Given request
Each entry below must be repeated exactly, with pictures left out.

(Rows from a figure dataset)
==========
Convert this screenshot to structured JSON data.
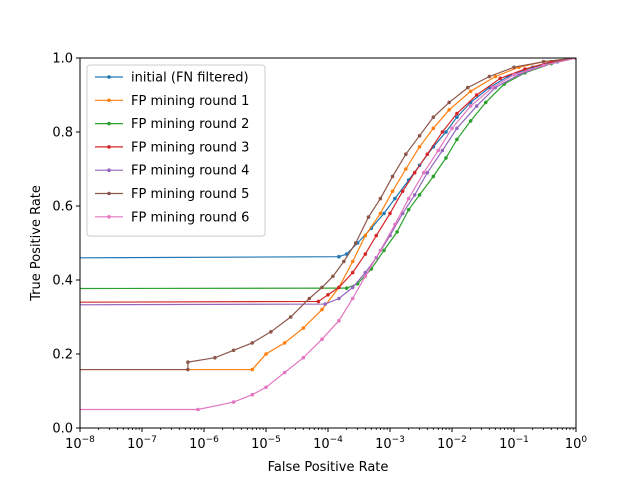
{
  "chart_data": {
    "type": "line",
    "title": "",
    "xlabel": "False Positive Rate",
    "ylabel": "True Positive Rate",
    "xscale": "log",
    "xlim": [
      1e-08,
      1
    ],
    "ylim": [
      0,
      1
    ],
    "grid": false,
    "legend_position": "top-left",
    "x_ticks": [
      {
        "value": 1e-08,
        "base": "10",
        "exp": "−8"
      },
      {
        "value": 1e-07,
        "base": "10",
        "exp": "−7"
      },
      {
        "value": 1e-06,
        "base": "10",
        "exp": "−6"
      },
      {
        "value": 1e-05,
        "base": "10",
        "exp": "−5"
      },
      {
        "value": 0.0001,
        "base": "10",
        "exp": "−4"
      },
      {
        "value": 0.001,
        "base": "10",
        "exp": "−3"
      },
      {
        "value": 0.01,
        "base": "10",
        "exp": "−2"
      },
      {
        "value": 0.1,
        "base": "10",
        "exp": "−1"
      },
      {
        "value": 1,
        "base": "10",
        "exp": "0"
      }
    ],
    "y_ticks": [
      "0.0",
      "0.2",
      "0.4",
      "0.6",
      "0.8",
      "1.0"
    ],
    "series": [
      {
        "name": "initial (FN filtered)",
        "color": "#1f77b4",
        "points": [
          [
            1e-08,
            0.46
          ],
          [
            0.00015,
            0.463
          ],
          [
            0.0002,
            0.47
          ],
          [
            0.0003,
            0.5
          ],
          [
            0.0005,
            0.54
          ],
          [
            0.0008,
            0.58
          ],
          [
            0.0012,
            0.62
          ],
          [
            0.002,
            0.67
          ],
          [
            0.003,
            0.71
          ],
          [
            0.005,
            0.76
          ],
          [
            0.008,
            0.8
          ],
          [
            0.012,
            0.84
          ],
          [
            0.02,
            0.88
          ],
          [
            0.04,
            0.92
          ],
          [
            0.08,
            0.95
          ],
          [
            0.2,
            0.975
          ],
          [
            0.5,
            0.99
          ],
          [
            1,
            1.0
          ]
        ]
      },
      {
        "name": "FP mining round 1",
        "color": "#ff7f0e",
        "points": [
          [
            1e-08,
            0.158
          ],
          [
            6e-06,
            0.158
          ],
          [
            1e-05,
            0.2
          ],
          [
            2e-05,
            0.23
          ],
          [
            4e-05,
            0.27
          ],
          [
            8e-05,
            0.32
          ],
          [
            0.00015,
            0.38
          ],
          [
            0.00025,
            0.45
          ],
          [
            0.0004,
            0.52
          ],
          [
            0.0007,
            0.58
          ],
          [
            0.0011,
            0.64
          ],
          [
            0.0018,
            0.7
          ],
          [
            0.003,
            0.76
          ],
          [
            0.005,
            0.81
          ],
          [
            0.009,
            0.86
          ],
          [
            0.02,
            0.91
          ],
          [
            0.05,
            0.95
          ],
          [
            0.12,
            0.975
          ],
          [
            0.3,
            0.99
          ],
          [
            1,
            1.0
          ]
        ]
      },
      {
        "name": "FP mining round 2",
        "color": "#2ca02c",
        "points": [
          [
            1e-08,
            0.377
          ],
          [
            0.0002,
            0.378
          ],
          [
            0.0003,
            0.39
          ],
          [
            0.0005,
            0.43
          ],
          [
            0.0008,
            0.48
          ],
          [
            0.0013,
            0.53
          ],
          [
            0.002,
            0.59
          ],
          [
            0.003,
            0.63
          ],
          [
            0.005,
            0.68
          ],
          [
            0.008,
            0.73
          ],
          [
            0.012,
            0.78
          ],
          [
            0.02,
            0.83
          ],
          [
            0.035,
            0.88
          ],
          [
            0.07,
            0.93
          ],
          [
            0.15,
            0.96
          ],
          [
            0.4,
            0.985
          ],
          [
            1,
            1.0
          ]
        ]
      },
      {
        "name": "FP mining round 3",
        "color": "#d62728",
        "points": [
          [
            1e-08,
            0.34
          ],
          [
            7e-05,
            0.342
          ],
          [
            0.0001,
            0.36
          ],
          [
            0.00015,
            0.38
          ],
          [
            0.00025,
            0.42
          ],
          [
            0.0004,
            0.47
          ],
          [
            0.0006,
            0.52
          ],
          [
            0.001,
            0.58
          ],
          [
            0.0016,
            0.64
          ],
          [
            0.0025,
            0.69
          ],
          [
            0.004,
            0.74
          ],
          [
            0.007,
            0.8
          ],
          [
            0.012,
            0.85
          ],
          [
            0.025,
            0.9
          ],
          [
            0.06,
            0.945
          ],
          [
            0.15,
            0.97
          ],
          [
            0.4,
            0.99
          ],
          [
            1,
            1.0
          ]
        ]
      },
      {
        "name": "FP mining round 4",
        "color": "#9467bd",
        "points": [
          [
            1e-08,
            0.333
          ],
          [
            9e-05,
            0.335
          ],
          [
            0.00015,
            0.35
          ],
          [
            0.00025,
            0.38
          ],
          [
            0.0004,
            0.42
          ],
          [
            0.0006,
            0.46
          ],
          [
            0.001,
            0.52
          ],
          [
            0.0016,
            0.58
          ],
          [
            0.0025,
            0.63
          ],
          [
            0.004,
            0.69
          ],
          [
            0.007,
            0.75
          ],
          [
            0.012,
            0.81
          ],
          [
            0.025,
            0.87
          ],
          [
            0.05,
            0.92
          ],
          [
            0.12,
            0.955
          ],
          [
            0.3,
            0.98
          ],
          [
            1,
            1.0
          ]
        ]
      },
      {
        "name": "FP mining round 5",
        "color": "#8c564b",
        "points": [
          [
            1e-08,
            0.158
          ],
          [
            5.5e-07,
            0.158
          ],
          [
            5.5e-07,
            0.178
          ],
          [
            1.5e-06,
            0.19
          ],
          [
            3e-06,
            0.21
          ],
          [
            6e-06,
            0.23
          ],
          [
            1.2e-05,
            0.26
          ],
          [
            2.5e-05,
            0.3
          ],
          [
            5e-05,
            0.35
          ],
          [
            8e-05,
            0.38
          ],
          [
            0.00012,
            0.41
          ],
          [
            0.00018,
            0.45
          ],
          [
            0.00028,
            0.5
          ],
          [
            0.00045,
            0.57
          ],
          [
            0.0007,
            0.62
          ],
          [
            0.0011,
            0.68
          ],
          [
            0.0018,
            0.74
          ],
          [
            0.003,
            0.79
          ],
          [
            0.005,
            0.84
          ],
          [
            0.009,
            0.88
          ],
          [
            0.018,
            0.92
          ],
          [
            0.04,
            0.95
          ],
          [
            0.1,
            0.975
          ],
          [
            0.3,
            0.99
          ],
          [
            1,
            1.0
          ]
        ]
      },
      {
        "name": "FP mining round 6",
        "color": "#e377c2",
        "points": [
          [
            1e-08,
            0.05
          ],
          [
            8e-07,
            0.05
          ],
          [
            3e-06,
            0.07
          ],
          [
            6e-06,
            0.09
          ],
          [
            1e-05,
            0.11
          ],
          [
            2e-05,
            0.15
          ],
          [
            4e-05,
            0.19
          ],
          [
            8e-05,
            0.24
          ],
          [
            0.00015,
            0.29
          ],
          [
            0.00025,
            0.35
          ],
          [
            0.0004,
            0.41
          ],
          [
            0.0007,
            0.48
          ],
          [
            0.0012,
            0.55
          ],
          [
            0.002,
            0.62
          ],
          [
            0.0035,
            0.69
          ],
          [
            0.006,
            0.75
          ],
          [
            0.01,
            0.81
          ],
          [
            0.02,
            0.87
          ],
          [
            0.045,
            0.92
          ],
          [
            0.1,
            0.955
          ],
          [
            0.3,
            0.98
          ],
          [
            1,
            1.0
          ]
        ]
      }
    ]
  }
}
==========
Result of the task
Convert this screenshot to structured JSON data.
{
  "chart_data": {
    "type": "line",
    "title": "",
    "xlabel": "False Positive Rate",
    "ylabel": "True Positive Rate",
    "xscale": "log",
    "xlim": [
      1e-08,
      1
    ],
    "ylim": [
      0,
      1
    ],
    "grid": false,
    "legend_position": "top-left",
    "x_ticks": [
      {
        "value": 1e-08,
        "base": "10",
        "exp": "−8"
      },
      {
        "value": 1e-07,
        "base": "10",
        "exp": "−7"
      },
      {
        "value": 1e-06,
        "base": "10",
        "exp": "−6"
      },
      {
        "value": 1e-05,
        "base": "10",
        "exp": "−5"
      },
      {
        "value": 0.0001,
        "base": "10",
        "exp": "−4"
      },
      {
        "value": 0.001,
        "base": "10",
        "exp": "−3"
      },
      {
        "value": 0.01,
        "base": "10",
        "exp": "−2"
      },
      {
        "value": 0.1,
        "base": "10",
        "exp": "−1"
      },
      {
        "value": 1,
        "base": "10",
        "exp": "0"
      }
    ],
    "y_ticks": [
      "0.0",
      "0.2",
      "0.4",
      "0.6",
      "0.8",
      "1.0"
    ],
    "series": [
      {
        "name": "initial (FN filtered)",
        "color": "#1f77b4",
        "points": [
          [
            1e-08,
            0.46
          ],
          [
            0.00015,
            0.463
          ],
          [
            0.0002,
            0.47
          ],
          [
            0.0003,
            0.5
          ],
          [
            0.0005,
            0.54
          ],
          [
            0.0008,
            0.58
          ],
          [
            0.0012,
            0.62
          ],
          [
            0.002,
            0.67
          ],
          [
            0.003,
            0.71
          ],
          [
            0.005,
            0.76
          ],
          [
            0.008,
            0.8
          ],
          [
            0.012,
            0.84
          ],
          [
            0.02,
            0.88
          ],
          [
            0.04,
            0.92
          ],
          [
            0.08,
            0.95
          ],
          [
            0.2,
            0.975
          ],
          [
            0.5,
            0.99
          ],
          [
            1,
            1.0
          ]
        ]
      },
      {
        "name": "FP mining round 1",
        "color": "#ff7f0e",
        "points": [
          [
            1e-08,
            0.158
          ],
          [
            6e-06,
            0.158
          ],
          [
            1e-05,
            0.2
          ],
          [
            2e-05,
            0.23
          ],
          [
            4e-05,
            0.27
          ],
          [
            8e-05,
            0.32
          ],
          [
            0.00015,
            0.38
          ],
          [
            0.00025,
            0.45
          ],
          [
            0.0004,
            0.52
          ],
          [
            0.0007,
            0.58
          ],
          [
            0.0011,
            0.64
          ],
          [
            0.0018,
            0.7
          ],
          [
            0.003,
            0.76
          ],
          [
            0.005,
            0.81
          ],
          [
            0.009,
            0.86
          ],
          [
            0.02,
            0.91
          ],
          [
            0.05,
            0.95
          ],
          [
            0.12,
            0.975
          ],
          [
            0.3,
            0.99
          ],
          [
            1,
            1.0
          ]
        ]
      },
      {
        "name": "FP mining round 2",
        "color": "#2ca02c",
        "points": [
          [
            1e-08,
            0.377
          ],
          [
            0.0002,
            0.378
          ],
          [
            0.0003,
            0.39
          ],
          [
            0.0005,
            0.43
          ],
          [
            0.0008,
            0.48
          ],
          [
            0.0013,
            0.53
          ],
          [
            0.002,
            0.59
          ],
          [
            0.003,
            0.63
          ],
          [
            0.005,
            0.68
          ],
          [
            0.008,
            0.73
          ],
          [
            0.012,
            0.78
          ],
          [
            0.02,
            0.83
          ],
          [
            0.035,
            0.88
          ],
          [
            0.07,
            0.93
          ],
          [
            0.15,
            0.96
          ],
          [
            0.4,
            0.985
          ],
          [
            1,
            1.0
          ]
        ]
      },
      {
        "name": "FP mining round 3",
        "color": "#d62728",
        "points": [
          [
            1e-08,
            0.34
          ],
          [
            7e-05,
            0.342
          ],
          [
            0.0001,
            0.36
          ],
          [
            0.00015,
            0.38
          ],
          [
            0.00025,
            0.42
          ],
          [
            0.0004,
            0.47
          ],
          [
            0.0006,
            0.52
          ],
          [
            0.001,
            0.58
          ],
          [
            0.0016,
            0.64
          ],
          [
            0.0025,
            0.69
          ],
          [
            0.004,
            0.74
          ],
          [
            0.007,
            0.8
          ],
          [
            0.012,
            0.85
          ],
          [
            0.025,
            0.9
          ],
          [
            0.06,
            0.945
          ],
          [
            0.15,
            0.97
          ],
          [
            0.4,
            0.99
          ],
          [
            1,
            1.0
          ]
        ]
      },
      {
        "name": "FP mining round 4",
        "color": "#9467bd",
        "points": [
          [
            1e-08,
            0.333
          ],
          [
            9e-05,
            0.335
          ],
          [
            0.00015,
            0.35
          ],
          [
            0.00025,
            0.38
          ],
          [
            0.0004,
            0.42
          ],
          [
            0.0006,
            0.46
          ],
          [
            0.001,
            0.52
          ],
          [
            0.0016,
            0.58
          ],
          [
            0.0025,
            0.63
          ],
          [
            0.004,
            0.69
          ],
          [
            0.007,
            0.75
          ],
          [
            0.012,
            0.81
          ],
          [
            0.025,
            0.87
          ],
          [
            0.05,
            0.92
          ],
          [
            0.12,
            0.955
          ],
          [
            0.3,
            0.98
          ],
          [
            1,
            1.0
          ]
        ]
      },
      {
        "name": "FP mining round 5",
        "color": "#8c564b",
        "points": [
          [
            1e-08,
            0.158
          ],
          [
            5.5e-07,
            0.158
          ],
          [
            5.5e-07,
            0.178
          ],
          [
            1.5e-06,
            0.19
          ],
          [
            3e-06,
            0.21
          ],
          [
            6e-06,
            0.23
          ],
          [
            1.2e-05,
            0.26
          ],
          [
            2.5e-05,
            0.3
          ],
          [
            5e-05,
            0.35
          ],
          [
            8e-05,
            0.38
          ],
          [
            0.00012,
            0.41
          ],
          [
            0.00018,
            0.45
          ],
          [
            0.00028,
            0.5
          ],
          [
            0.00045,
            0.57
          ],
          [
            0.0007,
            0.62
          ],
          [
            0.0011,
            0.68
          ],
          [
            0.0018,
            0.74
          ],
          [
            0.003,
            0.79
          ],
          [
            0.005,
            0.84
          ],
          [
            0.009,
            0.88
          ],
          [
            0.018,
            0.92
          ],
          [
            0.04,
            0.95
          ],
          [
            0.1,
            0.975
          ],
          [
            0.3,
            0.99
          ],
          [
            1,
            1.0
          ]
        ]
      },
      {
        "name": "FP mining round 6",
        "color": "#e377c2",
        "points": [
          [
            1e-08,
            0.05
          ],
          [
            8e-07,
            0.05
          ],
          [
            3e-06,
            0.07
          ],
          [
            6e-06,
            0.09
          ],
          [
            1e-05,
            0.11
          ],
          [
            2e-05,
            0.15
          ],
          [
            4e-05,
            0.19
          ],
          [
            8e-05,
            0.24
          ],
          [
            0.00015,
            0.29
          ],
          [
            0.00025,
            0.35
          ],
          [
            0.0004,
            0.41
          ],
          [
            0.0007,
            0.48
          ],
          [
            0.0012,
            0.55
          ],
          [
            0.002,
            0.62
          ],
          [
            0.0035,
            0.69
          ],
          [
            0.006,
            0.75
          ],
          [
            0.01,
            0.81
          ],
          [
            0.02,
            0.87
          ],
          [
            0.045,
            0.92
          ],
          [
            0.1,
            0.955
          ],
          [
            0.3,
            0.98
          ],
          [
            1,
            1.0
          ]
        ]
      }
    ]
  }
}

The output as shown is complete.